[Start DATA FOR THIS TASK]

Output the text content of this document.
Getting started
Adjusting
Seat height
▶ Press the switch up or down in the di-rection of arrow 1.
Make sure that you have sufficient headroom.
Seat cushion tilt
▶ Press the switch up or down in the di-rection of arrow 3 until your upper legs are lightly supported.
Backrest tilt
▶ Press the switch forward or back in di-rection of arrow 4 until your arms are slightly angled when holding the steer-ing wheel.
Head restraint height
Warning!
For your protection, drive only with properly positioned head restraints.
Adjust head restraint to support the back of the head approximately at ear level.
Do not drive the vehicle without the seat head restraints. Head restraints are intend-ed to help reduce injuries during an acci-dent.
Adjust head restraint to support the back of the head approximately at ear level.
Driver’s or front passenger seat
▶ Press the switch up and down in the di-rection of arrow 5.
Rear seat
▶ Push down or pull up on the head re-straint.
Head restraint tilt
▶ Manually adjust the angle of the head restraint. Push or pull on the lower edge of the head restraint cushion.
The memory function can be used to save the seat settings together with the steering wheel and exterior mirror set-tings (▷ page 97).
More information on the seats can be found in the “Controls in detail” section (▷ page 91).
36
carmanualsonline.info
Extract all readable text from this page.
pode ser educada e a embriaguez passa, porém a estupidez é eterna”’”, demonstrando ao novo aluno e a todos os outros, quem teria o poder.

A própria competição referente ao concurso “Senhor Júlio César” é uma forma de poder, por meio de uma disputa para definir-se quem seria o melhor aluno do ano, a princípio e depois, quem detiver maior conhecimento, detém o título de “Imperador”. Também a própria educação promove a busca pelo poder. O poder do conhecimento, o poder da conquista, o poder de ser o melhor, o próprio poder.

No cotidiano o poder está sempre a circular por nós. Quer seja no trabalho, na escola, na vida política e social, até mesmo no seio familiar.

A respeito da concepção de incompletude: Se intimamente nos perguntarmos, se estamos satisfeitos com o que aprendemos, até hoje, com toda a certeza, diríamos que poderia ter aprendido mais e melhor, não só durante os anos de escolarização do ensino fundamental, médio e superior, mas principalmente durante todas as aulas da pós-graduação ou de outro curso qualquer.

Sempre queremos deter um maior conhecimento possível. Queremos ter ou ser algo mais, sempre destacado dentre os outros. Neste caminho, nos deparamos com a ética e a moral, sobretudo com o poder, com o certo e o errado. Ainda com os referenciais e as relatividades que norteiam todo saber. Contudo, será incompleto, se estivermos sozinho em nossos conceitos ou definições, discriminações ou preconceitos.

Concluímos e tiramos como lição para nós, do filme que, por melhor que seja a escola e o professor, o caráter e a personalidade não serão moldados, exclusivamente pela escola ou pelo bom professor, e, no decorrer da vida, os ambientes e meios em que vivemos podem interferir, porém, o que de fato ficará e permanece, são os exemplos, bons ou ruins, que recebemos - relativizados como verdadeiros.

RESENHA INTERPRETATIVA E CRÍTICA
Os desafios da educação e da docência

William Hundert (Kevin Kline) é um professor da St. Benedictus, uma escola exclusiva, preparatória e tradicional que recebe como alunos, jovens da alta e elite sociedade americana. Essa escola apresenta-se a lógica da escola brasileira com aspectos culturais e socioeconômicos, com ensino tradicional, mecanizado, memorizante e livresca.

[End DATA FOR THIS TASK]

> _WORK REQUIRED_
Extract from the material all lines containing the string "pull".

> _WRITTEN RESPONSE_
▶ Push down or pull up on the head re-straint.
▶ Manually adjust the angle of the head restraint. Push or pull on the lower edge of the head restraint cushion.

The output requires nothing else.